◆ **EXERCISE DIRECTIONS**
Print the data that follows exactly.
:: RECORDS TO PROCESS
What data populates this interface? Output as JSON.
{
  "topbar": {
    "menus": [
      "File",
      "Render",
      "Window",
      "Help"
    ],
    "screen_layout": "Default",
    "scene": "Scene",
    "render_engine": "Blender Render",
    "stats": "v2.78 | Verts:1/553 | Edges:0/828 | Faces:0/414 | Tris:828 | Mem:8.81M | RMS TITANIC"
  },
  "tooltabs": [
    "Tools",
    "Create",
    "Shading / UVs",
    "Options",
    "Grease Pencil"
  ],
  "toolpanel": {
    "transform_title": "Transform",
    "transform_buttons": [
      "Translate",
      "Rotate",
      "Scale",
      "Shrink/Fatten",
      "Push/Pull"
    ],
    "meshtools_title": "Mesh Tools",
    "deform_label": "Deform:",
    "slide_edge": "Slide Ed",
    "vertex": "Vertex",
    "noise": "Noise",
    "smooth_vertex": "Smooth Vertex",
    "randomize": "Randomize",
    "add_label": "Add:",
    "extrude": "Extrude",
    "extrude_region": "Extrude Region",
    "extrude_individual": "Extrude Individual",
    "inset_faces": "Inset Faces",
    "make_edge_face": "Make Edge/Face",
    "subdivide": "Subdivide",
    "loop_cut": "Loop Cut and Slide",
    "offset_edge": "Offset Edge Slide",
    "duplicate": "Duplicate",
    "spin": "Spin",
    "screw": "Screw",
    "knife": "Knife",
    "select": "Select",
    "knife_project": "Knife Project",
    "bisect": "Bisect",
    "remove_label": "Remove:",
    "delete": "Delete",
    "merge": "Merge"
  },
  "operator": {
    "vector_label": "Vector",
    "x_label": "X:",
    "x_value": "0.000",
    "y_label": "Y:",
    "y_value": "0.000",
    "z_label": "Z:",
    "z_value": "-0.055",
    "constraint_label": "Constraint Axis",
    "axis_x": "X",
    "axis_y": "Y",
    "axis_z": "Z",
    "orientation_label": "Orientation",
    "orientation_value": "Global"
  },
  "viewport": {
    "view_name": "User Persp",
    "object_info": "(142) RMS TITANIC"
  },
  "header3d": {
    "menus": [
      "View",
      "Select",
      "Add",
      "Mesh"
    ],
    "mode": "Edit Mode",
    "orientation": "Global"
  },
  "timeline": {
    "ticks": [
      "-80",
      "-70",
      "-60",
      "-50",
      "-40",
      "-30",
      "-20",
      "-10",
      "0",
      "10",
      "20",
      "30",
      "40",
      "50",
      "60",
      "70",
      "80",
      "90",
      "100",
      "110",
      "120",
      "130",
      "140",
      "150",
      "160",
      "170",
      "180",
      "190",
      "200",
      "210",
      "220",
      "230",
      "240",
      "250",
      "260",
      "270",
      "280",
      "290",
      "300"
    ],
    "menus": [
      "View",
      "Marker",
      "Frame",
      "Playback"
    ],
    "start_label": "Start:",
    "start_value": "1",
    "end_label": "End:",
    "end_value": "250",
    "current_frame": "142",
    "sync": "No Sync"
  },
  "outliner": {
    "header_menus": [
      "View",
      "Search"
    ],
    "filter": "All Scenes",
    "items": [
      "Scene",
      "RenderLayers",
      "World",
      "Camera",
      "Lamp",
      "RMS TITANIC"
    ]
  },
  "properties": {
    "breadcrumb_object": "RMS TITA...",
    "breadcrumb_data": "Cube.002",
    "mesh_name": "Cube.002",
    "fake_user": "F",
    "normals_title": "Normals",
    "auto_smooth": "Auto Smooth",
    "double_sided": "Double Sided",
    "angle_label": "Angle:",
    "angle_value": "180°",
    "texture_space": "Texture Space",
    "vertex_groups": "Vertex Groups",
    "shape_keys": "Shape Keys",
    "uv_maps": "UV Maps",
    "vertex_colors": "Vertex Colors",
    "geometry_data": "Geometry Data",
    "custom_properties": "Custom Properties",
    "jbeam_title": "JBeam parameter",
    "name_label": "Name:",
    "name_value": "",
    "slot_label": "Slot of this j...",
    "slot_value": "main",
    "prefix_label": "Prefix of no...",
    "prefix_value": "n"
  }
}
::::
◆ **THE RESPONSE**
What data populates this interface? Output as JSON.
{
  "topbar": {
    "menus": [
      "File",
      "Render",
      "Window",
      "Help"
    ],
    "screen_layout": "Default",
    "scene": "Scene",
    "render_engine": "Blender Render",
    "stats": "v2.78 | Verts:1/553 | Edges:0/828 | Faces:0/414 | Tris:828 | Mem:8.81M | RMS TITANIC"
  },
  "tooltabs": [
    "Tools",
    "Create",
    "Shading / UVs",
    "Options",
    "Grease Pencil"
  ],
  "toolpanel": {
    "transform_title": "Transform",
    "transform_buttons": [
      "Translate",
      "Rotate",
      "Scale",
      "Shrink/Fatten",
      "Push/Pull"
    ],
    "meshtools_title": "Mesh Tools",
    "deform_label": "Deform:",
    "slide_edge": "Slide Ed",
    "vertex": "Vertex",
    "noise": "Noise",
    "smooth_vertex": "Smooth Vertex",
    "randomize": "Randomize",
    "add_label": "Add:",
    "extrude": "Extrude",
    "extrude_region": "Extrude Region",
    "extrude_individual": "Extrude Individual",
    "inset_faces": "Inset Faces",
    "make_edge_face": "Make Edge/Face",
    "subdivide": "Subdivide",
    "loop_cut": "Loop Cut and Slide",
    "offset_edge": "Offset Edge Slide",
    "duplicate": "Duplicate",
    "spin": "Spin",
    "screw": "Screw",
    "knife": "Knife",
    "select": "Select",
    "knife_project": "Knife Project",
    "bisect": "Bisect",
    "remove_label": "Remove:",
    "delete": "Delete",
    "merge": "Merge"
  },
  "operator": {
    "vector_label": "Vector",
    "x_label": "X:",
    "x_value": "0.000",
    "y_label": "Y:",
    "y_value": "0.000",
    "z_label": "Z:",
    "z_value": "-0.055",
    "constraint_label": "Constraint Axis",
    "axis_x": "X",
    "axis_y": "Y",
    "axis_z": "Z",
    "orientation_label": "Orientation",
    "orientation_value": "Global"
  },
  "viewport": {
    "view_name": "User Persp",
    "object_info": "(142) RMS TITANIC"
  },
  "header3d": {
    "menus": [
      "View",
      "Select",
      "Add",
      "Mesh"
    ],
    "mode": "Edit Mode",
    "orientation": "Global"
  },
  "timeline": {
    "ticks": [
      "-80",
      "-70",
      "-60",
      "-50",
      "-40",
      "-30",
      "-20",
      "-10",
      "0",
      "10",
      "20",
      "30",
      "40",
      "50",
      "60",
      "70",
      "80",
      "90",
      "100",
      "110",
      "120",
      "130",
      "140",
      "150",
      "160",
      "170",
      "180",
      "190",
      "200",
      "210",
      "220",
      "230",
      "240",
      "250",
      "260",
      "270",
      "280",
      "290",
      "300"
    ],
    "menus": [
      "View",
      "Marker",
      "Frame",
      "Playback"
    ],
    "start_label": "Start:",
    "start_value": "1",
    "end_label": "End:",
    "end_value": "250",
    "current_frame": "142",
    "sync": "No Sync"
  },
  "outliner": {
    "header_menus": [
      "View",
      "Search"
    ],
    "filter": "All Scenes",
    "items": [
      "Scene",
      "RenderLayers",
      "World",
      "Camera",
      "Lamp",
      "RMS TITANIC"
    ]
  },
  "properties": {
    "breadcrumb_object": "RMS TITA...",
    "breadcrumb_data": "Cube.002",
    "mesh_name": "Cube.002",
    "fake_user": "F",
    "normals_title": "Normals",
    "auto_smooth": "Auto Smooth",
    "double_sided": "Double Sided",
    "angle_label": "Angle:",
    "angle_value": "180°",
    "texture_space": "Texture Space",
    "vertex_groups": "Vertex Groups",
    "shape_keys": "Shape Keys",
    "uv_maps": "UV Maps",
    "vertex_colors": "Vertex Colors",
    "geometry_data": "Geometry Data",
    "custom_properties": "Custom Properties",
    "jbeam_title": "JBeam parameter",
    "name_label": "Name:",
    "name_value": "",
    "slot_label": "Slot of this j...",
    "slot_value": "main",
    "prefix_label": "Prefix of no...",
    "prefix_value": "n"
  }
}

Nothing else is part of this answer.